** WHAT TO DO **
In your copy, leave out the pictures and repeat the entries below exactly.

Dataset items

* begin *

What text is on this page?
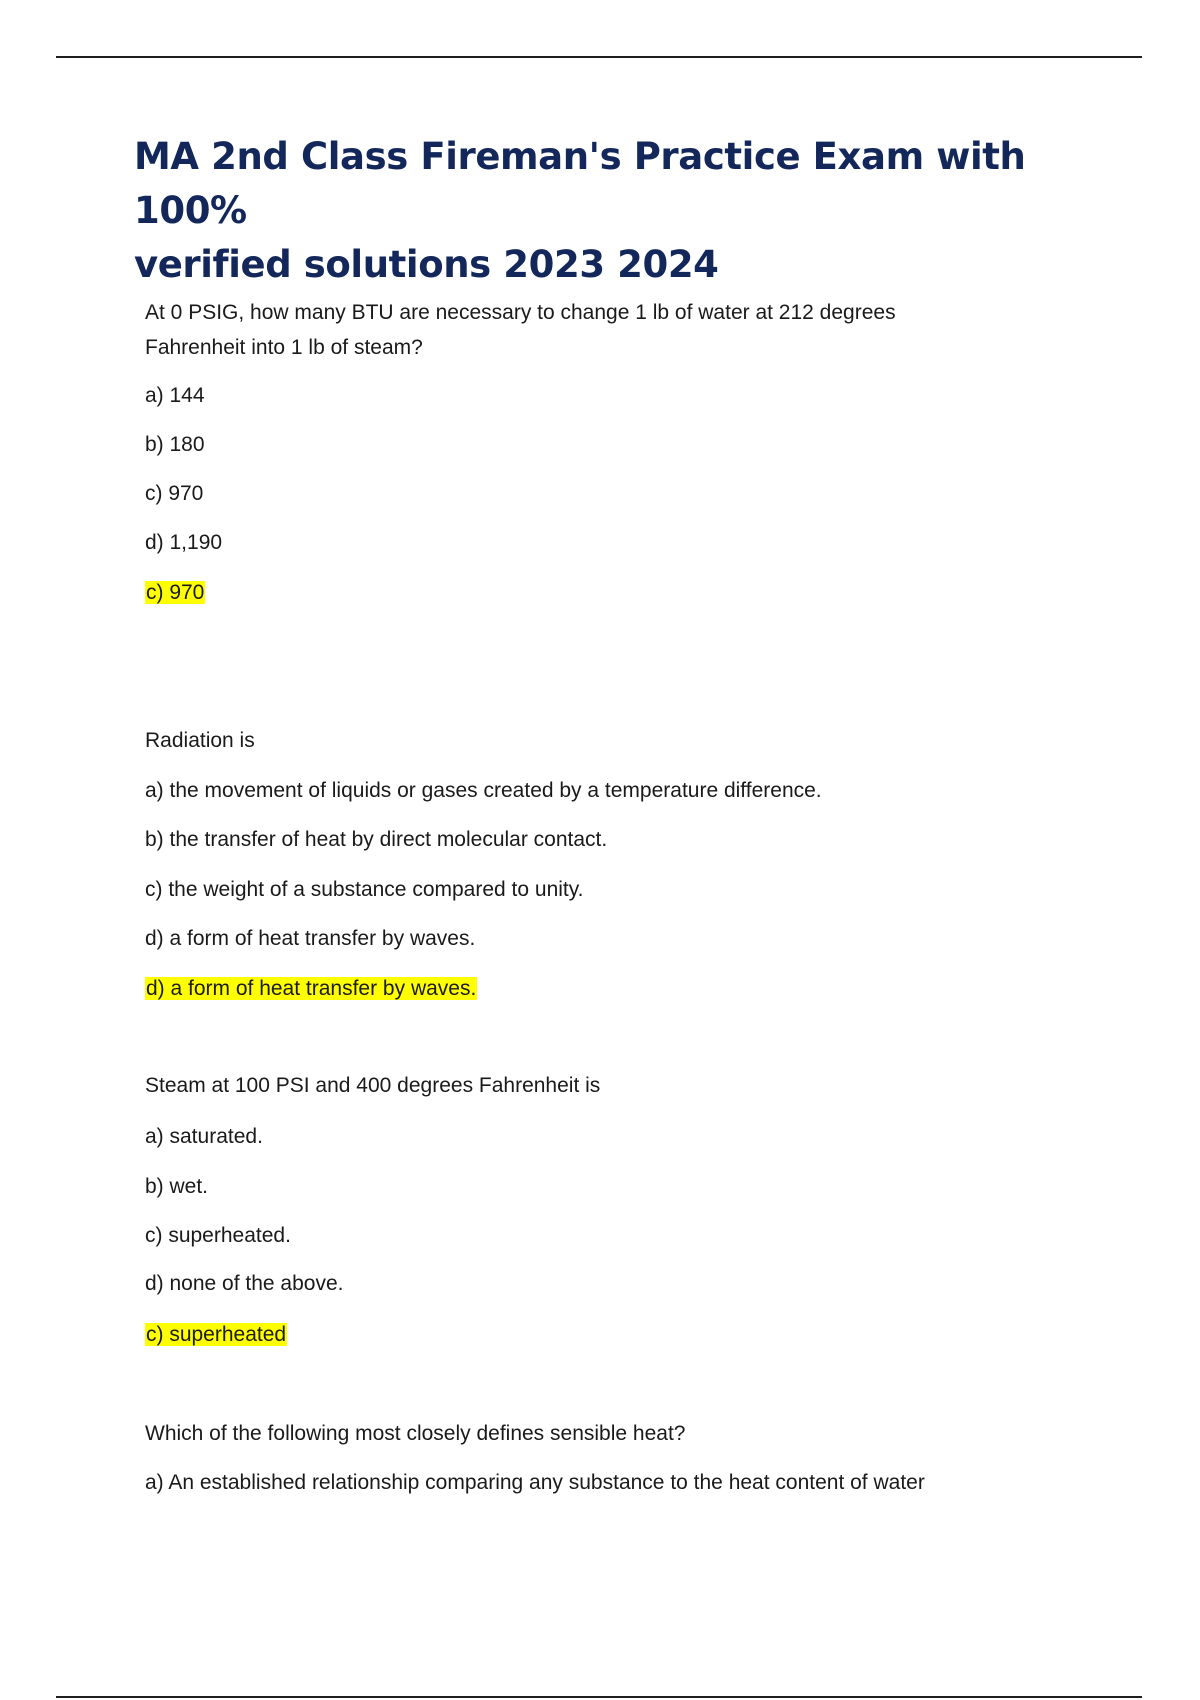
MA 2nd Class Fireman's Practice Exam with 100%
verified solutions 2023 2024

At 0 PSIG, how many BTU are necessary to change 1 lb of water at 212 degrees

Fahrenheit into 1 lb of steam?

a) 144

b) 180

c) 970

d) 1,190

c) 970

Radiation is

a) the movement of liquids or gases created by a temperature difference.

b) the transfer of heat by direct molecular contact.

c) the weight of a substance compared to unity.

d) a form of heat transfer by waves.

d) a form of heat transfer by waves.

Steam at 100 PSI and 400 degrees Fahrenheit is

a) saturated.

b) wet.

c) superheated.

d) none of the above.

c) superheated

Which of the following most closely defines sensible heat?

a) An established relationship comparing any substance to the heat content of water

* end *

** TASK OUTPUT **
What text is on this page?
MA 2nd Class Fireman's Practice Exam with 100%
verified solutions 2023 2024

At 0 PSIG, how many BTU are necessary to change 1 lb of water at 212 degrees

Fahrenheit into 1 lb of steam?

a) 144

b) 180

c) 970

d) 1,190

c) 970

Radiation is

a) the movement of liquids or gases created by a temperature difference.

b) the transfer of heat by direct molecular contact.

c) the weight of a substance compared to unity.

d) a form of heat transfer by waves.

d) a form of heat transfer by waves.

Steam at 100 PSI and 400 degrees Fahrenheit is

a) saturated.

b) wet.

c) superheated.

d) none of the above.

c) superheated

Which of the following most closely defines sensible heat?

a) An established relationship comparing any substance to the heat content of water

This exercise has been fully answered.